[OBJECTIVE]
Of all the lines in the material, how many include the word "ReentrantLock"? Reply with the number alone.

[DATA PROVIDED]
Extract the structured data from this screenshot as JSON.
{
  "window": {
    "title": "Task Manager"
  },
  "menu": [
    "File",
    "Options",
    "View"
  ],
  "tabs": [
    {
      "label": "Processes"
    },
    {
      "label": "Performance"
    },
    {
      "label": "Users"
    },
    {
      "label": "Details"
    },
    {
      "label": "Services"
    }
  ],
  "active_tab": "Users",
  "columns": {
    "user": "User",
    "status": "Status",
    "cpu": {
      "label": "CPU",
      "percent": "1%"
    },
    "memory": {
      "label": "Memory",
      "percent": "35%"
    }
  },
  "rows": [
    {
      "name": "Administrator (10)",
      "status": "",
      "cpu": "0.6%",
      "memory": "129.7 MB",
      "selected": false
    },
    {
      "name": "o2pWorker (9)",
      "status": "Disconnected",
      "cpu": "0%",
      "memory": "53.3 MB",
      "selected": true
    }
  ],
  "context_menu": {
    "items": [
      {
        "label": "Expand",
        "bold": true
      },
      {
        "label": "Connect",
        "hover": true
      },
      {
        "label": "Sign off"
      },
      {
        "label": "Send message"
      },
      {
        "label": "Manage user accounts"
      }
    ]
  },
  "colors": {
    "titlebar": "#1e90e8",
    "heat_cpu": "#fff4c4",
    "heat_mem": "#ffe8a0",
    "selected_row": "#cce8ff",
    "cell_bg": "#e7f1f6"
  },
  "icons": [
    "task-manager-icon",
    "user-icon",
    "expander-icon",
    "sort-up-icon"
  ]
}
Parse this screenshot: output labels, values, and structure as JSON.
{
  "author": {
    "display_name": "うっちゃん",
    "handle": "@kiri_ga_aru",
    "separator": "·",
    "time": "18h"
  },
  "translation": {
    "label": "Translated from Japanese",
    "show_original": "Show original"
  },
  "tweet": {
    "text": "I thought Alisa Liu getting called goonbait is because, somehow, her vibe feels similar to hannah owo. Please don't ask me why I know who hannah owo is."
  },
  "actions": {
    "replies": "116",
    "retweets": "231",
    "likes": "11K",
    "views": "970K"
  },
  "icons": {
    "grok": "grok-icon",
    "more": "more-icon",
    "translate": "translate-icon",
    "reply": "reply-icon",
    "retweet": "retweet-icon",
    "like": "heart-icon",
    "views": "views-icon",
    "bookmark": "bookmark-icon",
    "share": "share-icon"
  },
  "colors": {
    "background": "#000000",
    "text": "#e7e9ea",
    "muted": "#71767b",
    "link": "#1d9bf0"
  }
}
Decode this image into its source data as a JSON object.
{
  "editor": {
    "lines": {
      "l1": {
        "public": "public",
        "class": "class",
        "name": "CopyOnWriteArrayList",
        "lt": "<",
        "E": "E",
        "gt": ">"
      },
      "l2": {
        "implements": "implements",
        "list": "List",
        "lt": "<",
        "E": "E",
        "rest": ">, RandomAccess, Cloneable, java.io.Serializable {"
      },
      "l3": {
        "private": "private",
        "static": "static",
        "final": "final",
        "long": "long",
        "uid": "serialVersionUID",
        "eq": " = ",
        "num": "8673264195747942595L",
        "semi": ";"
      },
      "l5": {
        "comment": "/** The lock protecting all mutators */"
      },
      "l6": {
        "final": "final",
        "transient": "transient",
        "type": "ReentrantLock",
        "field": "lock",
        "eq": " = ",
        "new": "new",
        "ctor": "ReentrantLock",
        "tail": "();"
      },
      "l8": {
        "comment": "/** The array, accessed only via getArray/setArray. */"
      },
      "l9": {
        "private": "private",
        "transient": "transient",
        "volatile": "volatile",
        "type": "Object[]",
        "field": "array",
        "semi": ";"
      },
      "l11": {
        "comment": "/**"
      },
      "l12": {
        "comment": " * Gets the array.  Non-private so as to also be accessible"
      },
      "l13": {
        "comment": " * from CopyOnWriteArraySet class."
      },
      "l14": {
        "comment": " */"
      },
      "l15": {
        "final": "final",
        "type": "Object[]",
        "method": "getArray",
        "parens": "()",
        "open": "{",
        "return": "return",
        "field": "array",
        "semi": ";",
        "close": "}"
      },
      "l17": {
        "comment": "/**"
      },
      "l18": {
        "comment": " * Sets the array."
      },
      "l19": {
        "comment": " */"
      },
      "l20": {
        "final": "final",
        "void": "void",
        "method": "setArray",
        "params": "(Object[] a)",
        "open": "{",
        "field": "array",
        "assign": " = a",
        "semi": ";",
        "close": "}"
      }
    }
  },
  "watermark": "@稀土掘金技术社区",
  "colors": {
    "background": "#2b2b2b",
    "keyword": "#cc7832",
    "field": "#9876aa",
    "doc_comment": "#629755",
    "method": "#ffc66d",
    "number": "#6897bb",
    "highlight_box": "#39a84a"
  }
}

[RESPONSE TO THIS TASK]
2